EXTRACTED ENTRIES:
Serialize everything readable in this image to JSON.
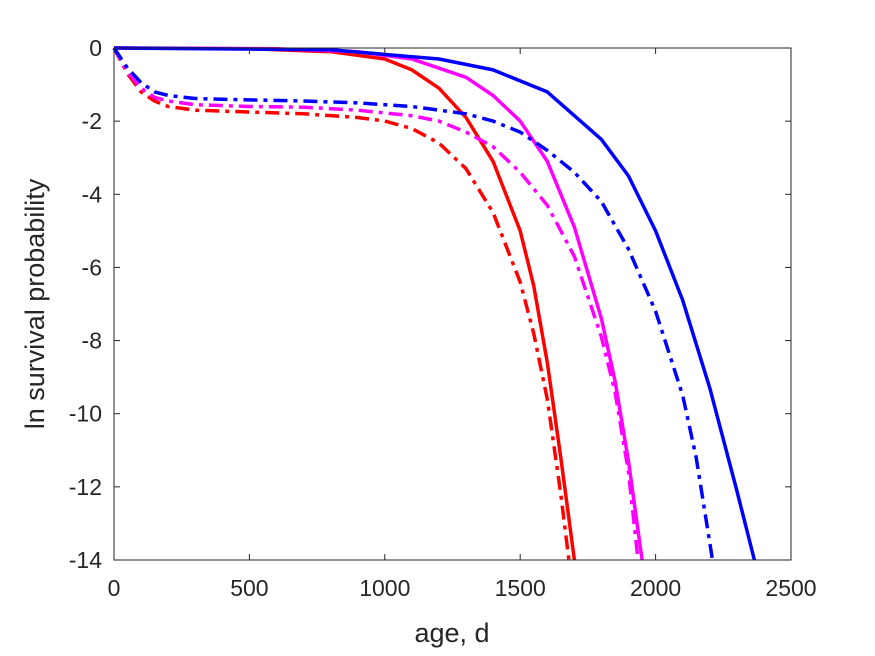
{
  "chart_data": {
    "type": "line",
    "title": "",
    "xlabel": "age, d",
    "ylabel": "ln survival probability",
    "xlim": [
      0,
      2500
    ],
    "ylim": [
      -14,
      0
    ],
    "xticks": [
      0,
      500,
      1000,
      1500,
      2000,
      2500
    ],
    "yticks": [
      0,
      -2,
      -4,
      -6,
      -8,
      -10,
      -12,
      -14
    ],
    "xtick_labels": [
      "0",
      "500",
      "1000",
      "1500",
      "2000",
      "2500"
    ],
    "ytick_labels": [
      "0",
      "-2",
      "-4",
      "-6",
      "-8",
      "-10",
      "-12",
      "-14"
    ],
    "grid": false,
    "legend": "none",
    "series": [
      {
        "color": "#ff0000",
        "style": "solid",
        "x": [
          0,
          500,
          800,
          1000,
          1100,
          1200,
          1300,
          1400,
          1500,
          1550,
          1600,
          1650,
          1700
        ],
        "y": [
          0,
          -0.02,
          -0.1,
          -0.3,
          -0.6,
          -1.1,
          -1.9,
          -3.1,
          -5.0,
          -6.5,
          -8.6,
          -11.2,
          -14.0
        ]
      },
      {
        "color": "#ff00ff",
        "style": "solid",
        "x": [
          0,
          600,
          900,
          1100,
          1300,
          1400,
          1500,
          1600,
          1700,
          1800,
          1850,
          1900,
          1950
        ],
        "y": [
          0,
          -0.02,
          -0.1,
          -0.3,
          -0.8,
          -1.3,
          -2.0,
          -3.1,
          -4.9,
          -7.4,
          -9.1,
          -11.3,
          -14.0
        ]
      },
      {
        "color": "#0000ff",
        "style": "solid",
        "x": [
          0,
          800,
          1200,
          1400,
          1600,
          1800,
          1900,
          2000,
          2100,
          2200,
          2300,
          2365
        ],
        "y": [
          0,
          -0.05,
          -0.3,
          -0.6,
          -1.2,
          -2.5,
          -3.5,
          -5.0,
          -6.9,
          -9.3,
          -12.1,
          -14.0
        ]
      },
      {
        "color": "#ff0000",
        "style": "dashdot",
        "x": [
          0,
          50,
          100,
          150,
          200,
          300,
          500,
          700,
          900,
          1000,
          1100,
          1200,
          1300,
          1400,
          1500,
          1550,
          1600,
          1650,
          1680
        ],
        "y": [
          0,
          -0.7,
          -1.2,
          -1.45,
          -1.6,
          -1.7,
          -1.75,
          -1.8,
          -1.9,
          -2.0,
          -2.2,
          -2.6,
          -3.3,
          -4.5,
          -6.4,
          -7.8,
          -9.6,
          -12.2,
          -14.0
        ]
      },
      {
        "color": "#ff00ff",
        "style": "dashdot",
        "x": [
          0,
          50,
          100,
          150,
          200,
          300,
          500,
          700,
          900,
          1100,
          1200,
          1300,
          1400,
          1500,
          1600,
          1700,
          1800,
          1850,
          1900,
          1935
        ],
        "y": [
          0,
          -0.65,
          -1.1,
          -1.35,
          -1.45,
          -1.55,
          -1.6,
          -1.62,
          -1.7,
          -1.85,
          -2.0,
          -2.3,
          -2.7,
          -3.4,
          -4.3,
          -5.7,
          -7.9,
          -9.4,
          -11.6,
          -14.0
        ]
      },
      {
        "color": "#0000ff",
        "style": "dashdot",
        "x": [
          0,
          50,
          100,
          150,
          200,
          300,
          500,
          700,
          900,
          1100,
          1300,
          1400,
          1500,
          1600,
          1700,
          1800,
          1900,
          2000,
          2100,
          2150,
          2210
        ],
        "y": [
          0,
          -0.55,
          -0.95,
          -1.2,
          -1.3,
          -1.38,
          -1.42,
          -1.45,
          -1.5,
          -1.6,
          -1.8,
          -2.0,
          -2.3,
          -2.8,
          -3.4,
          -4.2,
          -5.5,
          -7.2,
          -9.5,
          -11.2,
          -14.0
        ]
      }
    ]
  }
}
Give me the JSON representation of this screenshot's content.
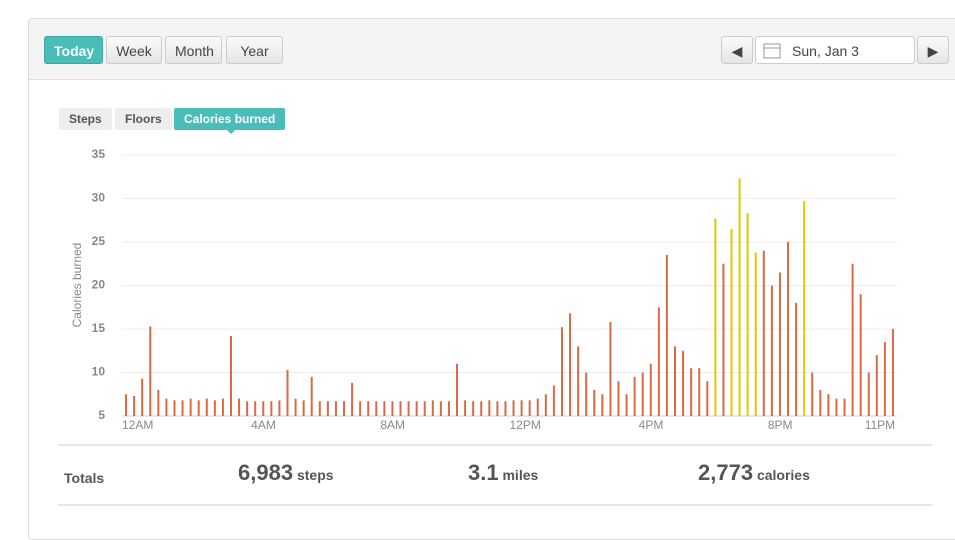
{
  "toolbar": {
    "tabs": [
      "Today",
      "Week",
      "Month",
      "Year"
    ],
    "active_tab": 0,
    "date": "Sun, Jan 3"
  },
  "metric_tabs": {
    "items": [
      "Steps",
      "Floors",
      "Calories burned"
    ],
    "active": 2
  },
  "chart_data": {
    "type": "bar",
    "y_label": "Calories burned",
    "categories": [
      "12AM",
      null,
      null,
      null,
      null,
      null,
      null,
      null,
      null,
      null,
      null,
      null,
      null,
      null,
      null,
      null,
      "4AM",
      null,
      null,
      null,
      null,
      null,
      null,
      null,
      null,
      null,
      null,
      null,
      null,
      null,
      null,
      null,
      "8AM",
      null,
      null,
      null,
      null,
      null,
      null,
      null,
      null,
      null,
      null,
      null,
      null,
      null,
      null,
      null,
      "12PM",
      null,
      null,
      null,
      null,
      null,
      null,
      null,
      null,
      null,
      null,
      null,
      null,
      null,
      null,
      null,
      "4PM",
      null,
      null,
      null,
      null,
      null,
      null,
      null,
      null,
      null,
      null,
      null,
      null,
      null,
      null,
      null,
      "8PM",
      null,
      null,
      null,
      null,
      null,
      null,
      null,
      null,
      null,
      null,
      null,
      "11PM",
      null,
      null,
      null
    ],
    "values": [
      7.5,
      7.3,
      9.3,
      15.3,
      8,
      7,
      6.8,
      6.8,
      7,
      6.8,
      7,
      6.8,
      7,
      14.2,
      7,
      6.7,
      6.7,
      6.7,
      6.7,
      6.8,
      10.3,
      7,
      6.8,
      9.5,
      6.7,
      6.7,
      6.7,
      6.7,
      8.8,
      6.7,
      6.7,
      6.7,
      6.7,
      6.7,
      6.7,
      6.7,
      6.7,
      6.7,
      6.8,
      6.7,
      6.7,
      11,
      6.8,
      6.7,
      6.7,
      6.8,
      6.7,
      6.7,
      6.8,
      6.8,
      6.8,
      7,
      7.5,
      8.5,
      15.2,
      16.8,
      13,
      10,
      8,
      7.5,
      15.8,
      9,
      7.5,
      9.5,
      10,
      11,
      17.5,
      23.5,
      13,
      12.5,
      10.5,
      10.5,
      9,
      27.7,
      22.5,
      26.5,
      32.3,
      28.3,
      23.8,
      24,
      20,
      21.5,
      25,
      18,
      29.7,
      10,
      8,
      7.5,
      7,
      7,
      22.5,
      19,
      10,
      12,
      13.5,
      15
    ],
    "color": "#d86a45",
    "highlight_color": "#e3c800",
    "highlighted": [
      73,
      75,
      76,
      77,
      78,
      84
    ],
    "ylim": [
      5,
      35
    ],
    "yticks": [
      5,
      10,
      15,
      20,
      25,
      30,
      35
    ],
    "grid": true
  },
  "totals": {
    "label": "Totals",
    "steps": "6,983",
    "steps_unit": "steps",
    "miles": "3.1",
    "miles_unit": "miles",
    "calories": "2,773",
    "calories_unit": "calories"
  }
}
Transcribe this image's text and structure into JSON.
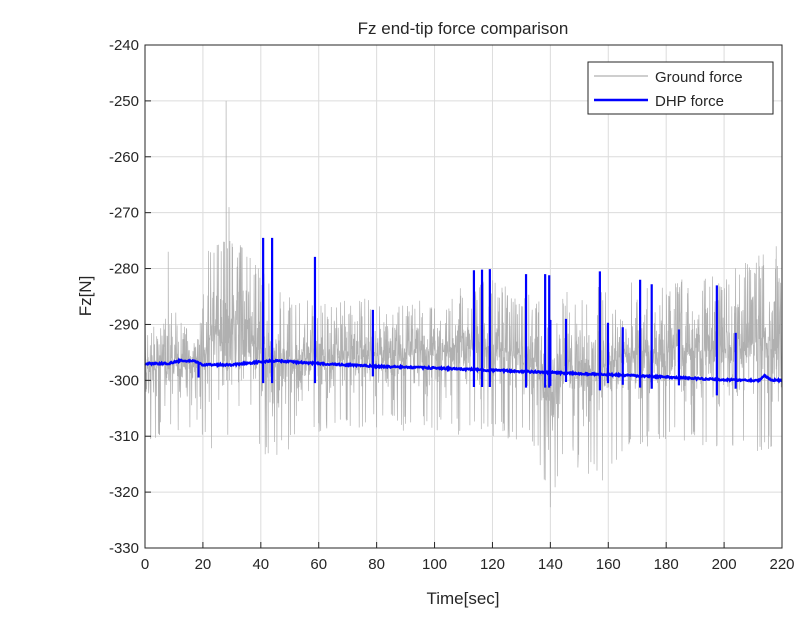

SHORT PROBLEM:
What you return should match the records above word for word, minus the pictures.

TASK SOLUTION:
Serialize everything readable in this image to JSON.
{
  "chart_data": {
    "type": "line",
    "title": "",
    "xlabel": "age, d",
    "ylabel": "ln survival probability",
    "xlim": [
      0,
      2500
    ],
    "ylim": [
      -14,
      0
    ],
    "xticks": [
      0,
      500,
      1000,
      1500,
      2000,
      2500
    ],
    "yticks": [
      0,
      -2,
      -4,
      -6,
      -8,
      -10,
      -12,
      -14
    ],
    "xtick_labels": [
      "0",
      "500",
      "1000",
      "1500",
      "2000",
      "2500"
    ],
    "ytick_labels": [
      "0",
      "-2",
      "-4",
      "-6",
      "-8",
      "-10",
      "-12",
      "-14"
    ],
    "grid": false,
    "legend": "none",
    "series": [
      {
        "color": "#ff0000",
        "style": "solid",
        "x": [
          0,
          500,
          800,
          1000,
          1100,
          1200,
          1300,
          1400,
          1500,
          1550,
          1600,
          1650,
          1700
        ],
        "y": [
          0,
          -0.02,
          -0.1,
          -0.3,
          -0.6,
          -1.1,
          -1.9,
          -3.1,
          -5.0,
          -6.5,
          -8.6,
          -11.2,
          -14.0
        ]
      },
      {
        "color": "#ff00ff",
        "style": "solid",
        "x": [
          0,
          600,
          900,
          1100,
          1300,
          1400,
          1500,
          1600,
          1700,
          1800,
          1850,
          1900,
          1950
        ],
        "y": [
          0,
          -0.02,
          -0.1,
          -0.3,
          -0.8,
          -1.3,
          -2.0,
          -3.1,
          -4.9,
          -7.4,
          -9.1,
          -11.3,
          -14.0
        ]
      },
      {
        "color": "#0000ff",
        "style": "solid",
        "x": [
          0,
          800,
          1200,
          1400,
          1600,
          1800,
          1900,
          2000,
          2100,
          2200,
          2300,
          2365
        ],
        "y": [
          0,
          -0.05,
          -0.3,
          -0.6,
          -1.2,
          -2.5,
          -3.5,
          -5.0,
          -6.9,
          -9.3,
          -12.1,
          -14.0
        ]
      },
      {
        "color": "#ff0000",
        "style": "dashdot",
        "x": [
          0,
          50,
          100,
          150,
          200,
          300,
          500,
          700,
          900,
          1000,
          1100,
          1200,
          1300,
          1400,
          1500,
          1550,
          1600,
          1650,
          1680
        ],
        "y": [
          0,
          -0.7,
          -1.2,
          -1.45,
          -1.6,
          -1.7,
          -1.75,
          -1.8,
          -1.9,
          -2.0,
          -2.2,
          -2.6,
          -3.3,
          -4.5,
          -6.4,
          -7.8,
          -9.6,
          -12.2,
          -14.0
        ]
      },
      {
        "color": "#ff00ff",
        "style": "dashdot",
        "x": [
          0,
          50,
          100,
          150,
          200,
          300,
          500,
          700,
          900,
          1100,
          1200,
          1300,
          1400,
          1500,
          1600,
          1700,
          1800,
          1850,
          1900,
          1935
        ],
        "y": [
          0,
          -0.65,
          -1.1,
          -1.35,
          -1.45,
          -1.55,
          -1.6,
          -1.62,
          -1.7,
          -1.85,
          -2.0,
          -2.3,
          -2.7,
          -3.4,
          -4.3,
          -5.7,
          -7.9,
          -9.4,
          -11.6,
          -14.0
        ]
      },
      {
        "color": "#0000ff",
        "style": "dashdot",
        "x": [
          0,
          50,
          100,
          150,
          200,
          300,
          500,
          700,
          900,
          1100,
          1300,
          1400,
          1500,
          1600,
          1700,
          1800,
          1900,
          2000,
          2100,
          2150,
          2210
        ],
        "y": [
          0,
          -0.55,
          -0.95,
          -1.2,
          -1.3,
          -1.38,
          -1.42,
          -1.45,
          -1.5,
          -1.6,
          -1.8,
          -2.0,
          -2.3,
          -2.8,
          -3.4,
          -4.2,
          -5.5,
          -7.2,
          -9.5,
          -11.2,
          -14.0
        ]
      }
    ]
  }
}
Give me the JSON representation of this screenshot's content.
{
  "toolbar": {
    "tabs": [
      "Today",
      "Week",
      "Month",
      "Year"
    ],
    "active_tab": 0,
    "date": "Sun, Jan 3"
  },
  "metric_tabs": {
    "items": [
      "Steps",
      "Floors",
      "Calories burned"
    ],
    "active": 2
  },
  "chart_data": {
    "type": "bar",
    "y_label": "Calories burned",
    "categories": [
      "12AM",
      null,
      null,
      null,
      null,
      null,
      null,
      null,
      null,
      null,
      null,
      null,
      null,
      null,
      null,
      null,
      "4AM",
      null,
      null,
      null,
      null,
      null,
      null,
      null,
      null,
      null,
      null,
      null,
      null,
      null,
      null,
      null,
      "8AM",
      null,
      null,
      null,
      null,
      null,
      null,
      null,
      null,
      null,
      null,
      null,
      null,
      null,
      null,
      null,
      "12PM",
      null,
      null,
      null,
      null,
      null,
      null,
      null,
      null,
      null,
      null,
      null,
      null,
      null,
      null,
      null,
      "4PM",
      null,
      null,
      null,
      null,
      null,
      null,
      null,
      null,
      null,
      null,
      null,
      null,
      null,
      null,
      null,
      "8PM",
      null,
      null,
      null,
      null,
      null,
      null,
      null,
      null,
      null,
      null,
      null,
      "11PM",
      null,
      null,
      null
    ],
    "values": [
      7.5,
      7.3,
      9.3,
      15.3,
      8,
      7,
      6.8,
      6.8,
      7,
      6.8,
      7,
      6.8,
      7,
      14.2,
      7,
      6.7,
      6.7,
      6.7,
      6.7,
      6.8,
      10.3,
      7,
      6.8,
      9.5,
      6.7,
      6.7,
      6.7,
      6.7,
      8.8,
      6.7,
      6.7,
      6.7,
      6.7,
      6.7,
      6.7,
      6.7,
      6.7,
      6.7,
      6.8,
      6.7,
      6.7,
      11,
      6.8,
      6.7,
      6.7,
      6.8,
      6.7,
      6.7,
      6.8,
      6.8,
      6.8,
      7,
      7.5,
      8.5,
      15.2,
      16.8,
      13,
      10,
      8,
      7.5,
      15.8,
      9,
      7.5,
      9.5,
      10,
      11,
      17.5,
      23.5,
      13,
      12.5,
      10.5,
      10.5,
      9,
      27.7,
      22.5,
      26.5,
      32.3,
      28.3,
      23.8,
      24,
      20,
      21.5,
      25,
      18,
      29.7,
      10,
      8,
      7.5,
      7,
      7,
      22.5,
      19,
      10,
      12,
      13.5,
      15
    ],
    "color": "#d86a45",
    "highlight_color": "#e3c800",
    "highlighted": [
      73,
      75,
      76,
      77,
      78,
      84
    ],
    "ylim": [
      5,
      35
    ],
    "yticks": [
      5,
      10,
      15,
      20,
      25,
      30,
      35
    ],
    "grid": true
  },
  "totals": {
    "label": "Totals",
    "steps": "6,983",
    "steps_unit": "steps",
    "miles": "3.1",
    "miles_unit": "miles",
    "calories": "2,773",
    "calories_unit": "calories"
  }
}
Transcribe this image's text and structure into JSON.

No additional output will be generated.